# [DATA TO USE]
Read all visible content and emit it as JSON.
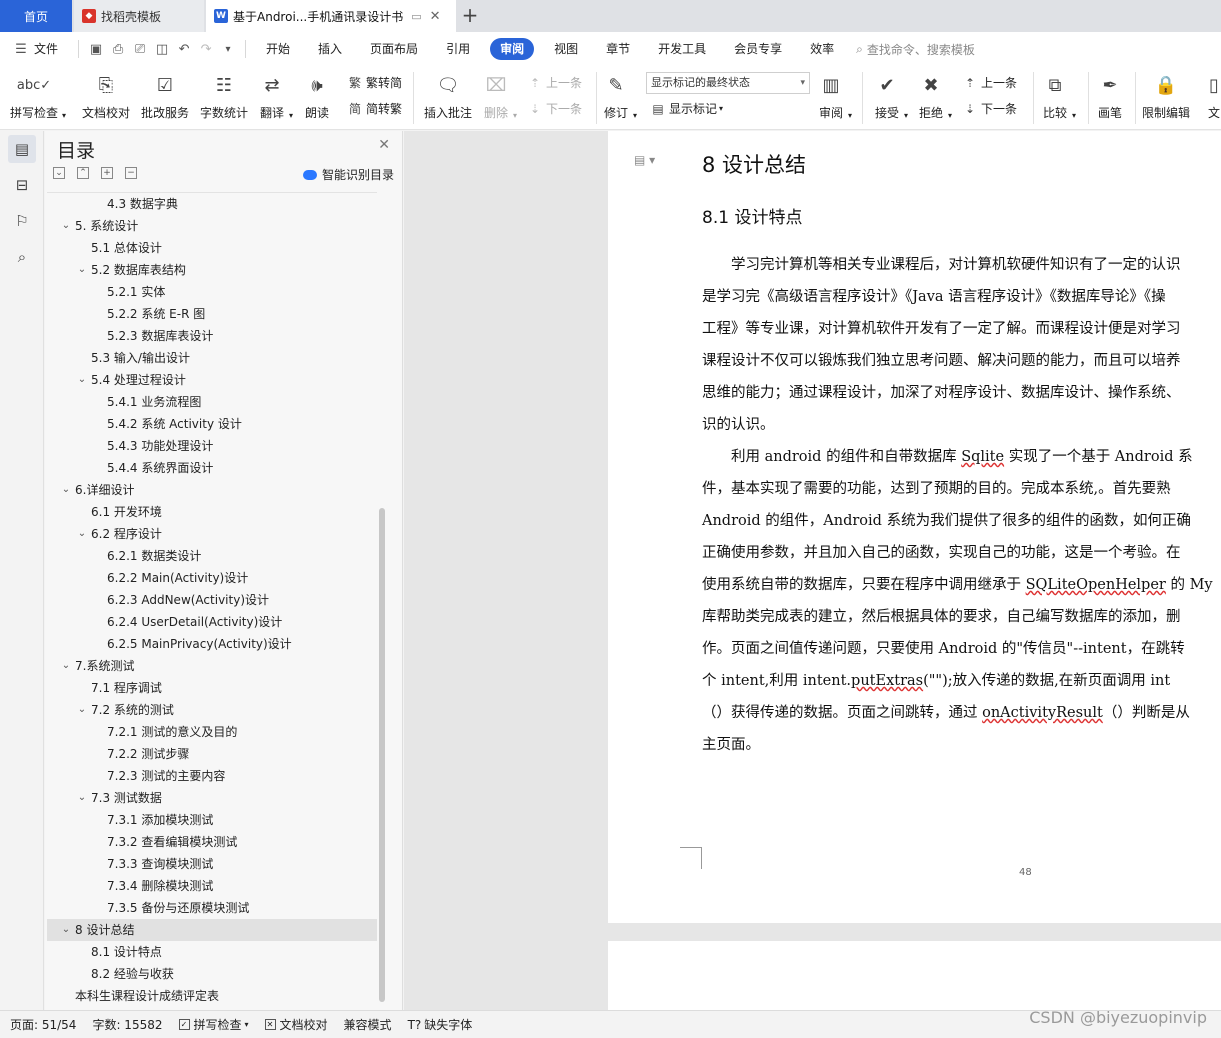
{
  "tabs": {
    "home": "首页",
    "template": "找稻壳模板",
    "doc": "基于Androi...手机通讯录设计书"
  },
  "menu": {
    "file": "文件",
    "items": [
      "开始",
      "插入",
      "页面布局",
      "引用",
      "审阅",
      "视图",
      "章节",
      "开发工具",
      "会员专享",
      "效率"
    ],
    "active": "审阅",
    "search": "查找命令、搜索模板"
  },
  "ribbon": {
    "spell_check": "拼写检查",
    "doc_proof": "文档校对",
    "batch_service": "批改服务",
    "word_count": "字数统计",
    "translate": "翻译",
    "read_aloud": "朗读",
    "to_traditional": "繁转简",
    "to_simplified": "简转繁",
    "insert_comment": "插入批注",
    "delete": "删除",
    "prev": "上一条",
    "next": "下一条",
    "revise": "修订",
    "markup_state": "显示标记的最终状态",
    "show_markup": "显示标记",
    "review": "审阅",
    "accept": "接受",
    "reject": "拒绝",
    "prev2": "上一条",
    "next2": "下一条",
    "compare": "比较",
    "pen": "画笔",
    "restrict_edit": "限制编辑",
    "doc_partial": "文"
  },
  "toc": {
    "title": "目录",
    "smart": "智能识别目录",
    "items": [
      {
        "level": 3,
        "text": "4.3  数据字典",
        "caret": ""
      },
      {
        "level": 1,
        "text": "5.  系统设计",
        "caret": "v"
      },
      {
        "level": 2,
        "text": "5.1  总体设计",
        "caret": ""
      },
      {
        "level": 2,
        "text": "5.2  数据库表结构",
        "caret": "v"
      },
      {
        "level": 3,
        "text": "5.2.1  实体",
        "caret": ""
      },
      {
        "level": 3,
        "text": "5.2.2  系统 E-R 图",
        "caret": ""
      },
      {
        "level": 3,
        "text": "5.2.3  数据库表设计",
        "caret": ""
      },
      {
        "level": 2,
        "text": "5.3  输入/输出设计",
        "caret": ""
      },
      {
        "level": 2,
        "text": "5.4  处理过程设计",
        "caret": "v"
      },
      {
        "level": 3,
        "text": "5.4.1  业务流程图",
        "caret": ""
      },
      {
        "level": 3,
        "text": "5.4.2  系统 Activity 设计",
        "caret": ""
      },
      {
        "level": 3,
        "text": "5.4.3  功能处理设计",
        "caret": ""
      },
      {
        "level": 3,
        "text": "5.4.4  系统界面设计",
        "caret": ""
      },
      {
        "level": 1,
        "text": "6.详细设计",
        "caret": "v"
      },
      {
        "level": 2,
        "text": "6.1  开发环境",
        "caret": ""
      },
      {
        "level": 2,
        "text": "6.2  程序设计",
        "caret": "v"
      },
      {
        "level": 3,
        "text": "6.2.1  数据类设计",
        "caret": ""
      },
      {
        "level": 3,
        "text": "6.2.2 Main(Activity)设计",
        "caret": ""
      },
      {
        "level": 3,
        "text": "6.2.3 AddNew(Activity)设计",
        "caret": ""
      },
      {
        "level": 3,
        "text": "6.2.4 UserDetail(Activity)设计",
        "caret": ""
      },
      {
        "level": 3,
        "text": "6.2.5 MainPrivacy(Activity)设计",
        "caret": ""
      },
      {
        "level": 1,
        "text": "7.系统测试",
        "caret": "v"
      },
      {
        "level": 2,
        "text": "7.1  程序调试",
        "caret": ""
      },
      {
        "level": 2,
        "text": "7.2  系统的测试",
        "caret": "v"
      },
      {
        "level": 3,
        "text": "7.2.1  测试的意义及目的",
        "caret": ""
      },
      {
        "level": 3,
        "text": "7.2.2  测试步骤",
        "caret": ""
      },
      {
        "level": 3,
        "text": "7.2.3  测试的主要内容",
        "caret": ""
      },
      {
        "level": 2,
        "text": "7.3  测试数据",
        "caret": "v"
      },
      {
        "level": 3,
        "text": "7.3.1  添加模块测试",
        "caret": ""
      },
      {
        "level": 3,
        "text": "7.3.2  查看编辑模块测试",
        "caret": ""
      },
      {
        "level": 3,
        "text": "7.3.3  查询模块测试",
        "caret": ""
      },
      {
        "level": 3,
        "text": "7.3.4  删除模块测试",
        "caret": ""
      },
      {
        "level": 3,
        "text": "7.3.5  备份与还原模块测试",
        "caret": ""
      },
      {
        "level": 1,
        "text": "8 设计总结",
        "caret": "v",
        "selected": true
      },
      {
        "level": 2,
        "text": "8.1  设计特点",
        "caret": ""
      },
      {
        "level": 2,
        "text": "8.2  经验与收获",
        "caret": ""
      },
      {
        "level": 1,
        "text": "本科生课程设计成绩评定表",
        "caret": ""
      }
    ]
  },
  "document": {
    "heading1": "8 设计总结",
    "heading2": "8.1  设计特点",
    "lines": [
      [
        {
          "t": "　　学习完计算机等相关专业课程后，对计算机软硬件知识有了一定的认识"
        }
      ],
      [
        {
          "t": "是学习完《高级语言程序设计》《Java 语言程序设计》《数据库导论》《操"
        }
      ],
      [
        {
          "t": "工程》等专业课，对计算机软件开发有了一定了解。而课程设计便是对学习"
        }
      ],
      [
        {
          "t": "课程设计不仅可以锻炼我们独立思考问题、解决问题的能力，而且可以培养"
        }
      ],
      [
        {
          "t": "思维的能力；通过课程设计，加深了对程序设计、数据库设计、操作系统、"
        }
      ],
      [
        {
          "t": "识的认识。"
        }
      ],
      [
        {
          "t": "　　利用 android 的组件和自带数据库 "
        },
        {
          "t": "Sqlite",
          "u": true
        },
        {
          "t": " 实现了一个基于 Android 系"
        }
      ],
      [
        {
          "t": "件，基本实现了需要的功能，达到了预期的目的。完成本系统,。首先要熟"
        }
      ],
      [
        {
          "t": "Android 的组件，Android 系统为我们提供了很多的组件的函数，如何正确"
        }
      ],
      [
        {
          "t": "正确使用参数，并且加入自己的函数，实现自己的功能，这是一个考验。在"
        }
      ],
      [
        {
          "t": "使用系统自带的数据库，只要在程序中调用继承于 "
        },
        {
          "t": "SQLiteOpenHelper",
          "u": true
        },
        {
          "t": " 的 My"
        }
      ],
      [
        {
          "t": "库帮助类完成表的建立，然后根据具体的要求，自己编写数据库的添加，删"
        }
      ],
      [
        {
          "t": "作。页面之间值传递问题，只要使用 Android 的\"传信员\"--intent，在跳转"
        }
      ],
      [
        {
          "t": "个 intent,利用 intent."
        },
        {
          "t": "putExtras",
          "u": true
        },
        {
          "t": "(\"\");放入传递的数据,在新页面调用 int"
        }
      ],
      [
        {
          "t": "（）获得传递的数据。页面之间跳转，通过 "
        },
        {
          "t": "onActivityResult",
          "u": true
        },
        {
          "t": "（）判断是从"
        }
      ],
      [
        {
          "t": "主页面。"
        }
      ]
    ],
    "page_number": "48"
  },
  "status": {
    "page": "页面: 51/54",
    "words": "字数: 15582",
    "spell": "拼写检查",
    "proof": "文档校对",
    "compat": "兼容模式",
    "missing_font": "缺失字体"
  },
  "watermark": "CSDN @biyezuopinvip",
  "colors": {
    "accent": "#2a64d8",
    "spell_underline": "#dd3333"
  }
}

# [WRITTEN EXERCISE]
For each line of the entries that includes "intent", show that line.

# [EXERCISE OUTPUT]
          "t": "作。页面之间值传递问题，只要使用 Android 的\"传信员\"--intent，在跳转"
          "t": "个 intent,利用 intent."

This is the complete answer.